* Begin DATASET ENTRIES *

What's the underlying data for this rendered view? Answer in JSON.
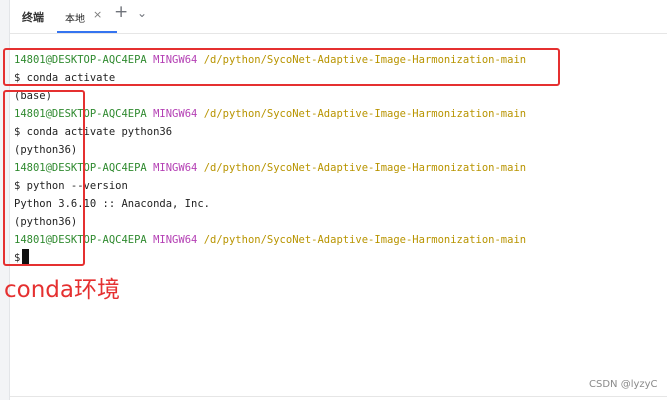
{
  "tabs": {
    "title": "终端",
    "active_label": "本地",
    "close_glyph": "×",
    "add_glyph": "+",
    "chevron_glyph": "⌄"
  },
  "terminal": {
    "lines": [
      {
        "type": "prompt",
        "user": "14801@DESKTOP-AQC4EPA",
        "sys": "MINGW64",
        "path": "/d/python/SycoNet-Adaptive-Image-Harmonization-main"
      },
      {
        "type": "cmd",
        "text": "$ conda activate"
      },
      {
        "type": "out",
        "text": "(base)"
      },
      {
        "type": "prompt",
        "user": "14801@DESKTOP-AQC4EPA",
        "sys": "MINGW64",
        "path": "/d/python/SycoNet-Adaptive-Image-Harmonization-main"
      },
      {
        "type": "cmd",
        "text": "$ conda activate python36"
      },
      {
        "type": "out",
        "text": "(python36)"
      },
      {
        "type": "prompt",
        "user": "14801@DESKTOP-AQC4EPA",
        "sys": "MINGW64",
        "path": "/d/python/SycoNet-Adaptive-Image-Harmonization-main"
      },
      {
        "type": "cmd",
        "text": "$ python --version"
      },
      {
        "type": "out",
        "text": "Python 3.6.10 :: Anaconda, Inc."
      },
      {
        "type": "out",
        "text": "(python36)"
      },
      {
        "type": "prompt",
        "user": "14801@DESKTOP-AQC4EPA",
        "sys": "MINGW64",
        "path": "/d/python/SycoNet-Adaptive-Image-Harmonization-main"
      },
      {
        "type": "cmd",
        "text": "$"
      }
    ]
  },
  "annotation": {
    "text": "conda环境",
    "color": "#e53030"
  },
  "watermark": {
    "text": "CSDN @lyzyC"
  },
  "colors": {
    "user": "#2f8a2f",
    "sys": "#b43fb4",
    "path": "#b89400",
    "accent": "#3574f0"
  }
}
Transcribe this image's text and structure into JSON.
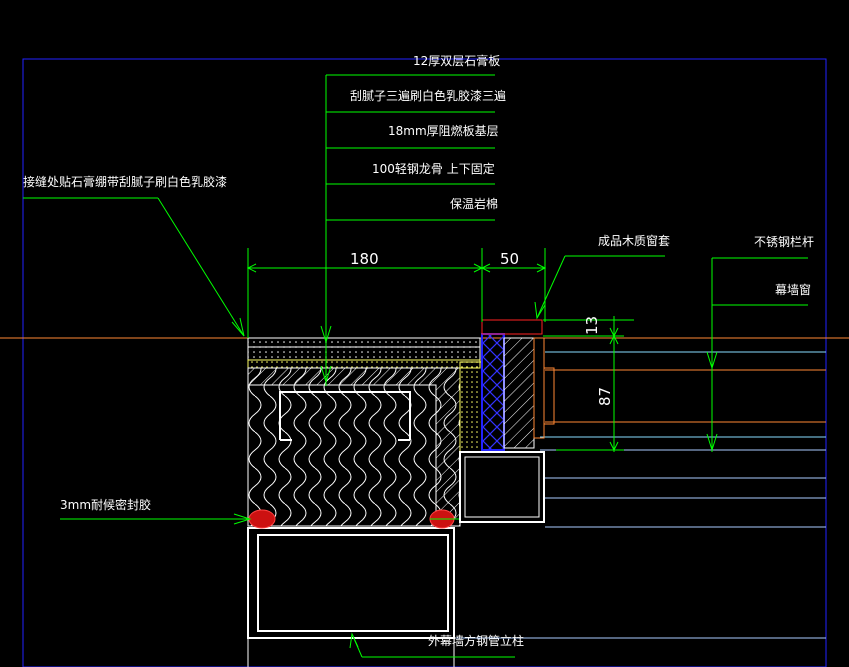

* End DATASET ENTRIES *

EXERCISE PROMPT:
Set the data above down again exactly as given, with no pictures.

RESULT BELOW:
What's the underlying data for this rendered view? Answer in JSON.
{
  "tabs": {
    "title": "终端",
    "active_label": "本地",
    "close_glyph": "×",
    "add_glyph": "+",
    "chevron_glyph": "⌄"
  },
  "terminal": {
    "lines": [
      {
        "type": "prompt",
        "user": "14801@DESKTOP-AQC4EPA",
        "sys": "MINGW64",
        "path": "/d/python/SycoNet-Adaptive-Image-Harmonization-main"
      },
      {
        "type": "cmd",
        "text": "$ conda activate"
      },
      {
        "type": "out",
        "text": "(base)"
      },
      {
        "type": "prompt",
        "user": "14801@DESKTOP-AQC4EPA",
        "sys": "MINGW64",
        "path": "/d/python/SycoNet-Adaptive-Image-Harmonization-main"
      },
      {
        "type": "cmd",
        "text": "$ conda activate python36"
      },
      {
        "type": "out",
        "text": "(python36)"
      },
      {
        "type": "prompt",
        "user": "14801@DESKTOP-AQC4EPA",
        "sys": "MINGW64",
        "path": "/d/python/SycoNet-Adaptive-Image-Harmonization-main"
      },
      {
        "type": "cmd",
        "text": "$ python --version"
      },
      {
        "type": "out",
        "text": "Python 3.6.10 :: Anaconda, Inc."
      },
      {
        "type": "out",
        "text": "(python36)"
      },
      {
        "type": "prompt",
        "user": "14801@DESKTOP-AQC4EPA",
        "sys": "MINGW64",
        "path": "/d/python/SycoNet-Adaptive-Image-Harmonization-main"
      },
      {
        "type": "cmd",
        "text": "$"
      }
    ]
  },
  "annotation": {
    "text": "conda环境",
    "color": "#e53030"
  },
  "watermark": {
    "text": "CSDN @lyzyC"
  },
  "colors": {
    "user": "#2f8a2f",
    "sys": "#b43fb4",
    "path": "#b89400",
    "accent": "#3574f0"
  }
}
Transcribe this image's text and structure into JSON.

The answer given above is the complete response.